| DATA RECORDS |
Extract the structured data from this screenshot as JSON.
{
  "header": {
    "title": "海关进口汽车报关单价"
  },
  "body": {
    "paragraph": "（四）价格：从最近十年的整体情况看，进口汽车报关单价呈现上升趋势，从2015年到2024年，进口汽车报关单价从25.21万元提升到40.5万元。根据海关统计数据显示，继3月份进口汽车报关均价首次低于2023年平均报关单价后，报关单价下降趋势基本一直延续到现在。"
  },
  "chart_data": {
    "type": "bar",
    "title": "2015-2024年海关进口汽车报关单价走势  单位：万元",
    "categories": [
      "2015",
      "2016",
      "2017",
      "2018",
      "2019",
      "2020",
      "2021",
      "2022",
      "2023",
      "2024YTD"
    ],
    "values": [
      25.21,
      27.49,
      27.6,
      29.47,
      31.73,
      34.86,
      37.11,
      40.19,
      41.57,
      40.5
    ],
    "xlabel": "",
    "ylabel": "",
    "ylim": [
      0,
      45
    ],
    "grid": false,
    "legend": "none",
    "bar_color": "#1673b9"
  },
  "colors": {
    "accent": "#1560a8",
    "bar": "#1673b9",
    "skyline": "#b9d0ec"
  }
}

| WHAT THE TASK REQUIRES |
Look through the listing above. Pick out each line with "title" and copy it.

| EXERCISE RESPONSE |
    "title": "海关进口汽车报关单价"
    "title": "2015-2024年海关进口汽车报关单价走势  单位：万元",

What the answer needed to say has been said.